/---

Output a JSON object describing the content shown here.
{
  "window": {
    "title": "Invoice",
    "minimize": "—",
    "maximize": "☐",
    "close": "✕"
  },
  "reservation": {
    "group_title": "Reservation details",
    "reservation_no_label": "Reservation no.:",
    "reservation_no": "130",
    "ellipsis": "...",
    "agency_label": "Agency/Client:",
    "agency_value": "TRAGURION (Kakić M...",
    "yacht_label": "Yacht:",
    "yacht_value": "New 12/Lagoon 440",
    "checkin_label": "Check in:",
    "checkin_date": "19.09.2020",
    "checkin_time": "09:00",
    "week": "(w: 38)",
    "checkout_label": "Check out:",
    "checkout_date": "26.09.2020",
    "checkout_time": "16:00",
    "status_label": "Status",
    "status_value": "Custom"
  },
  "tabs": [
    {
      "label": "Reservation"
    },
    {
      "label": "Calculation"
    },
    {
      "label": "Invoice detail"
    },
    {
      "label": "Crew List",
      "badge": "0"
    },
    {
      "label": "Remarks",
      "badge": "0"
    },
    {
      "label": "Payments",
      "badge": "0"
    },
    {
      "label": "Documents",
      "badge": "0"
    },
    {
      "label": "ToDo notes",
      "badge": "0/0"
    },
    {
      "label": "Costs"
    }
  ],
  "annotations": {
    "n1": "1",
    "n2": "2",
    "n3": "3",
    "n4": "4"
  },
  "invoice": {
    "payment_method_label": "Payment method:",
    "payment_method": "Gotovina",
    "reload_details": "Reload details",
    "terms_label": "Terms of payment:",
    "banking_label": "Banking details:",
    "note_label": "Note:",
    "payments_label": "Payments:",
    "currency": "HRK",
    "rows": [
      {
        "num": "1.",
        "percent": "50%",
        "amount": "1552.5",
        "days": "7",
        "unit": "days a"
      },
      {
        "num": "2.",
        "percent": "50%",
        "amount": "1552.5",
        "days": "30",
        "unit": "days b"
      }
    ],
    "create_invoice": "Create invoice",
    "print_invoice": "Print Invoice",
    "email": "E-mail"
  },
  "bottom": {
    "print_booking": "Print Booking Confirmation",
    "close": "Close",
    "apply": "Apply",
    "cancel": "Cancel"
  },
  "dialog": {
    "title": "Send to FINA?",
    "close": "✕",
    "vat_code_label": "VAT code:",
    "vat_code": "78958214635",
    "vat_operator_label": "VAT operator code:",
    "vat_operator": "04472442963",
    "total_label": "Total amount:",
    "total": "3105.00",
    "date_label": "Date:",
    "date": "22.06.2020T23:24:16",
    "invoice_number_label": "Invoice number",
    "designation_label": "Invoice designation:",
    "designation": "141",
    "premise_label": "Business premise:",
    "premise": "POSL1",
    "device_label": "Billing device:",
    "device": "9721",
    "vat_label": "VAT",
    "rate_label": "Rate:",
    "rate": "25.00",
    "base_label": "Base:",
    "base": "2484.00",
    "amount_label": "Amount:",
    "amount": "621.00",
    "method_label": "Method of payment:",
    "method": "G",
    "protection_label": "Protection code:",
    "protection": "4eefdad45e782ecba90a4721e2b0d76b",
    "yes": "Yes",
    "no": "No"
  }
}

\---

▶ _DIRECTIONS FOR THIS TASK_: Count the lines above that contain the word "Print", and give only that number.

▶ _RESULT BELOW_: 2